Copy every line from the data below in which the string "color" can be found.
--- start of Records provided ---
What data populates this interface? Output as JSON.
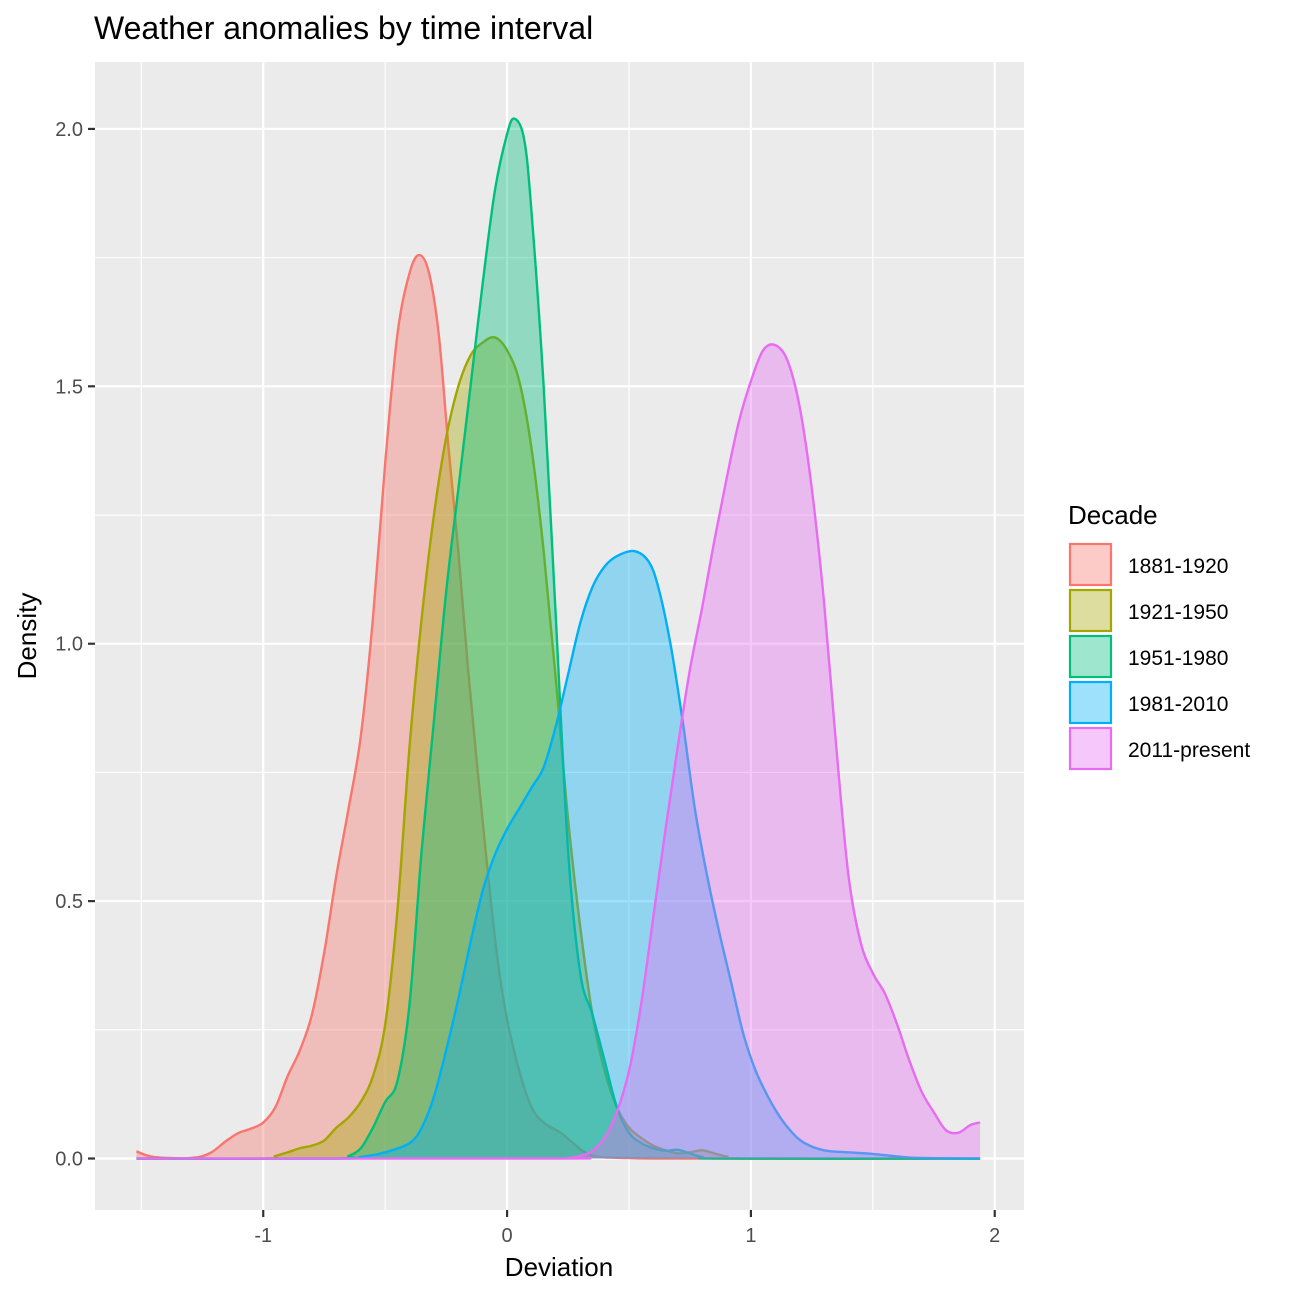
{
  "chart_data": {
    "type": "area",
    "subtype": "density",
    "title": "Weather anomalies by time interval",
    "xlabel": "Deviation",
    "ylabel": "Density",
    "xlim": [
      -1.69,
      2.12
    ],
    "ylim": [
      -0.1,
      2.13
    ],
    "x_ticks": [
      -1,
      0,
      1,
      2
    ],
    "x_tick_labels": [
      "-1",
      "0",
      "1",
      "2"
    ],
    "y_ticks": [
      0,
      0.5,
      1,
      1.5,
      2
    ],
    "y_tick_labels": [
      "0.0",
      "0.5",
      "1.0",
      "1.5",
      "2.0"
    ],
    "grid": true,
    "legend": {
      "title": "Decade",
      "position": "right"
    },
    "series": [
      {
        "name": "1881-1920",
        "color": "#F8766D",
        "points": [
          [
            -1.52,
            0.014
          ],
          [
            -1.45,
            0.003
          ],
          [
            -1.3,
            0.001
          ],
          [
            -1.22,
            0.01
          ],
          [
            -1.15,
            0.035
          ],
          [
            -1.1,
            0.05
          ],
          [
            -1.05,
            0.058
          ],
          [
            -1.0,
            0.07
          ],
          [
            -0.95,
            0.1
          ],
          [
            -0.9,
            0.16
          ],
          [
            -0.85,
            0.21
          ],
          [
            -0.8,
            0.28
          ],
          [
            -0.75,
            0.4
          ],
          [
            -0.7,
            0.55
          ],
          [
            -0.65,
            0.68
          ],
          [
            -0.6,
            0.82
          ],
          [
            -0.55,
            1.05
          ],
          [
            -0.5,
            1.35
          ],
          [
            -0.45,
            1.6
          ],
          [
            -0.4,
            1.72
          ],
          [
            -0.36,
            1.755
          ],
          [
            -0.32,
            1.72
          ],
          [
            -0.28,
            1.6
          ],
          [
            -0.24,
            1.38
          ],
          [
            -0.2,
            1.18
          ],
          [
            -0.16,
            0.95
          ],
          [
            -0.12,
            0.75
          ],
          [
            -0.08,
            0.56
          ],
          [
            -0.04,
            0.39
          ],
          [
            0.0,
            0.27
          ],
          [
            0.05,
            0.17
          ],
          [
            0.1,
            0.1
          ],
          [
            0.15,
            0.07
          ],
          [
            0.22,
            0.05
          ],
          [
            0.27,
            0.03
          ],
          [
            0.32,
            0.012
          ],
          [
            0.38,
            0.003
          ],
          [
            0.5,
            0.001
          ],
          [
            0.7,
            0.0
          ],
          [
            1.94,
            0.0
          ]
        ]
      },
      {
        "name": "1921-1950",
        "color": "#A3A500",
        "points": [
          [
            -1.52,
            0.0
          ],
          [
            -1.0,
            0.0
          ],
          [
            -0.95,
            0.005
          ],
          [
            -0.9,
            0.012
          ],
          [
            -0.85,
            0.02
          ],
          [
            -0.8,
            0.025
          ],
          [
            -0.75,
            0.035
          ],
          [
            -0.7,
            0.06
          ],
          [
            -0.65,
            0.08
          ],
          [
            -0.6,
            0.11
          ],
          [
            -0.55,
            0.16
          ],
          [
            -0.5,
            0.26
          ],
          [
            -0.45,
            0.48
          ],
          [
            -0.4,
            0.8
          ],
          [
            -0.35,
            1.05
          ],
          [
            -0.3,
            1.25
          ],
          [
            -0.25,
            1.4
          ],
          [
            -0.2,
            1.5
          ],
          [
            -0.15,
            1.56
          ],
          [
            -0.1,
            1.585
          ],
          [
            -0.05,
            1.595
          ],
          [
            0.0,
            1.57
          ],
          [
            0.05,
            1.51
          ],
          [
            0.1,
            1.38
          ],
          [
            0.15,
            1.18
          ],
          [
            0.2,
            0.93
          ],
          [
            0.25,
            0.66
          ],
          [
            0.3,
            0.45
          ],
          [
            0.35,
            0.28
          ],
          [
            0.4,
            0.17
          ],
          [
            0.45,
            0.1
          ],
          [
            0.5,
            0.06
          ],
          [
            0.55,
            0.04
          ],
          [
            0.6,
            0.025
          ],
          [
            0.65,
            0.016
          ],
          [
            0.7,
            0.01
          ],
          [
            0.75,
            0.012
          ],
          [
            0.8,
            0.016
          ],
          [
            0.85,
            0.01
          ],
          [
            0.9,
            0.004
          ],
          [
            1.0,
            0.0
          ],
          [
            1.94,
            0.0
          ]
        ]
      },
      {
        "name": "1951-1980",
        "color": "#00BF7D",
        "points": [
          [
            -1.52,
            0.0
          ],
          [
            -0.7,
            0.0
          ],
          [
            -0.65,
            0.005
          ],
          [
            -0.6,
            0.02
          ],
          [
            -0.55,
            0.06
          ],
          [
            -0.5,
            0.11
          ],
          [
            -0.45,
            0.15
          ],
          [
            -0.4,
            0.3
          ],
          [
            -0.35,
            0.6
          ],
          [
            -0.3,
            0.85
          ],
          [
            -0.25,
            1.1
          ],
          [
            -0.2,
            1.3
          ],
          [
            -0.15,
            1.5
          ],
          [
            -0.1,
            1.7
          ],
          [
            -0.05,
            1.88
          ],
          [
            0.0,
            1.99
          ],
          [
            0.03,
            2.02
          ],
          [
            0.07,
            1.98
          ],
          [
            0.1,
            1.84
          ],
          [
            0.15,
            1.5
          ],
          [
            0.2,
            1.05
          ],
          [
            0.25,
            0.6
          ],
          [
            0.3,
            0.36
          ],
          [
            0.35,
            0.28
          ],
          [
            0.4,
            0.19
          ],
          [
            0.45,
            0.1
          ],
          [
            0.5,
            0.05
          ],
          [
            0.55,
            0.03
          ],
          [
            0.6,
            0.02
          ],
          [
            0.65,
            0.015
          ],
          [
            0.7,
            0.017
          ],
          [
            0.75,
            0.01
          ],
          [
            0.8,
            0.003
          ],
          [
            0.9,
            0.0
          ],
          [
            1.94,
            0.0
          ]
        ]
      },
      {
        "name": "1981-2010",
        "color": "#00B0F6",
        "points": [
          [
            -1.52,
            0.0
          ],
          [
            -0.7,
            0.0
          ],
          [
            -0.6,
            0.003
          ],
          [
            -0.5,
            0.012
          ],
          [
            -0.4,
            0.03
          ],
          [
            -0.35,
            0.06
          ],
          [
            -0.3,
            0.12
          ],
          [
            -0.25,
            0.21
          ],
          [
            -0.2,
            0.31
          ],
          [
            -0.15,
            0.42
          ],
          [
            -0.1,
            0.52
          ],
          [
            -0.05,
            0.59
          ],
          [
            0.0,
            0.64
          ],
          [
            0.05,
            0.68
          ],
          [
            0.1,
            0.72
          ],
          [
            0.15,
            0.76
          ],
          [
            0.2,
            0.84
          ],
          [
            0.25,
            0.94
          ],
          [
            0.3,
            1.04
          ],
          [
            0.35,
            1.11
          ],
          [
            0.4,
            1.15
          ],
          [
            0.45,
            1.17
          ],
          [
            0.52,
            1.18
          ],
          [
            0.58,
            1.16
          ],
          [
            0.62,
            1.11
          ],
          [
            0.67,
            1.0
          ],
          [
            0.72,
            0.85
          ],
          [
            0.77,
            0.68
          ],
          [
            0.82,
            0.55
          ],
          [
            0.87,
            0.44
          ],
          [
            0.92,
            0.34
          ],
          [
            0.97,
            0.24
          ],
          [
            1.02,
            0.17
          ],
          [
            1.07,
            0.12
          ],
          [
            1.12,
            0.08
          ],
          [
            1.17,
            0.05
          ],
          [
            1.22,
            0.03
          ],
          [
            1.3,
            0.016
          ],
          [
            1.4,
            0.012
          ],
          [
            1.5,
            0.009
          ],
          [
            1.6,
            0.004
          ],
          [
            1.7,
            0.001
          ],
          [
            1.94,
            0.0
          ]
        ]
      },
      {
        "name": "2011-present",
        "color": "#E76BF3",
        "points": [
          [
            -1.52,
            0.0
          ],
          [
            0.2,
            0.0
          ],
          [
            0.25,
            0.001
          ],
          [
            0.3,
            0.005
          ],
          [
            0.35,
            0.015
          ],
          [
            0.4,
            0.04
          ],
          [
            0.45,
            0.09
          ],
          [
            0.5,
            0.17
          ],
          [
            0.55,
            0.3
          ],
          [
            0.6,
            0.47
          ],
          [
            0.65,
            0.64
          ],
          [
            0.7,
            0.8
          ],
          [
            0.75,
            0.95
          ],
          [
            0.8,
            1.07
          ],
          [
            0.85,
            1.2
          ],
          [
            0.9,
            1.32
          ],
          [
            0.95,
            1.43
          ],
          [
            1.0,
            1.51
          ],
          [
            1.05,
            1.57
          ],
          [
            1.1,
            1.58
          ],
          [
            1.15,
            1.55
          ],
          [
            1.2,
            1.46
          ],
          [
            1.25,
            1.3
          ],
          [
            1.3,
            1.08
          ],
          [
            1.35,
            0.8
          ],
          [
            1.4,
            0.55
          ],
          [
            1.45,
            0.42
          ],
          [
            1.5,
            0.36
          ],
          [
            1.55,
            0.32
          ],
          [
            1.6,
            0.26
          ],
          [
            1.65,
            0.19
          ],
          [
            1.7,
            0.13
          ],
          [
            1.75,
            0.09
          ],
          [
            1.8,
            0.055
          ],
          [
            1.85,
            0.05
          ],
          [
            1.9,
            0.065
          ],
          [
            1.94,
            0.07
          ]
        ]
      }
    ]
  }
}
--- end of Records provided ---
— Answer to this problem —
        "color": "#F8766D",
        "color": "#A3A500",
        "color": "#00BF7D",
        "color": "#00B0F6",
        "color": "#E76BF3",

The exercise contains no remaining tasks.